**WHAT YOU NEED TO DO:** Transcribe the data in full and exactly, omitting any pictures.

%%

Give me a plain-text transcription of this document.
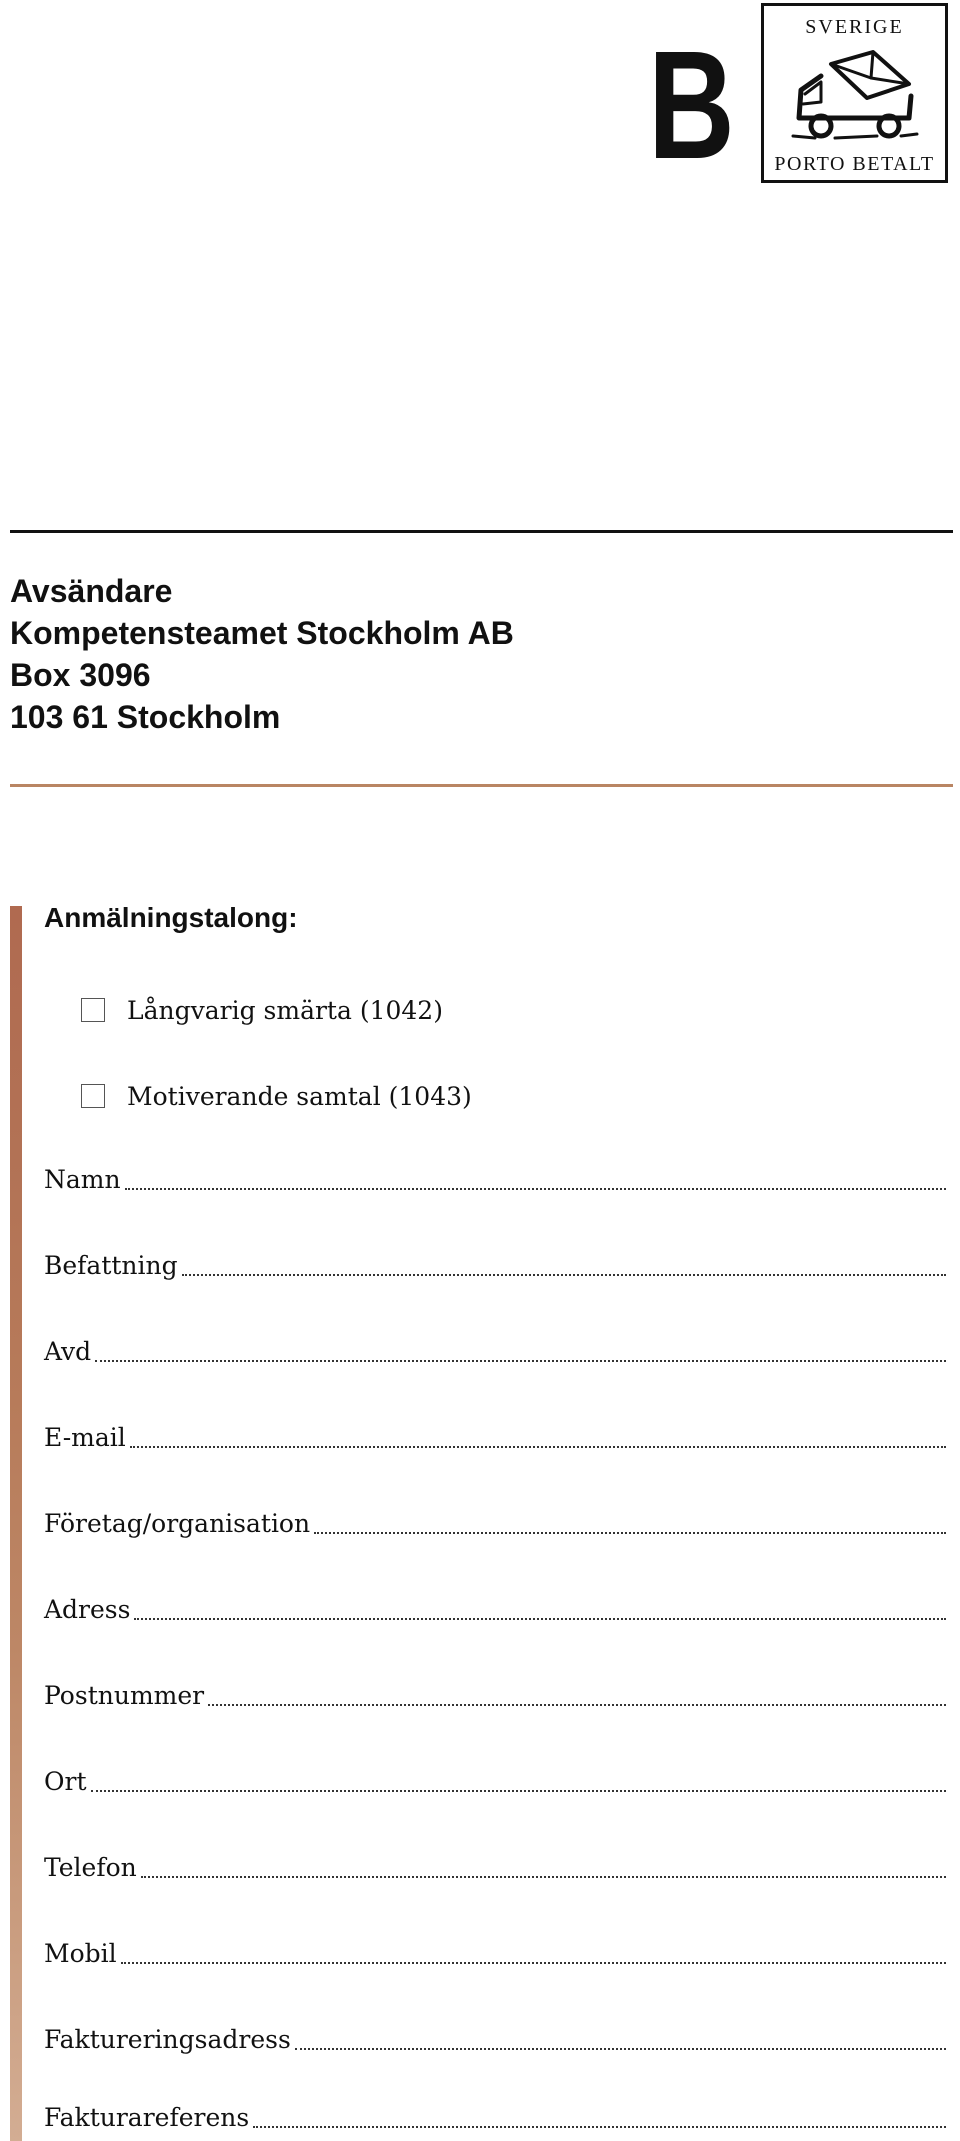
B	SVERIGE
PORTO BETALT
Avsändare
Kompetensteamet Stockholm AB
Box 3096
103 61 Stockholm
Anmälningstalong:
Långvarig smärta (1042)
Motiverande samtal (1043)
Namn
Befattning
Avd
E-mail
Företag/organisation
Adress
Postnummer
Ort
Telefon
Mobil
Faktureringsadress
Fakturareferens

%%

**EXERCISE OUTPUT:**
Give me a plain-text transcription of this document.
B	SVERIGE
PORTO BETALT
Avsändare
Kompetensteamet Stockholm AB
Box 3096
103 61 Stockholm
Anmälningstalong:
Långvarig smärta (1042)
Motiverande samtal (1043)
Namn
Befattning
Avd
E-mail
Företag/organisation
Adress
Postnummer
Ort
Telefon
Mobil
Faktureringsadress
Fakturareferens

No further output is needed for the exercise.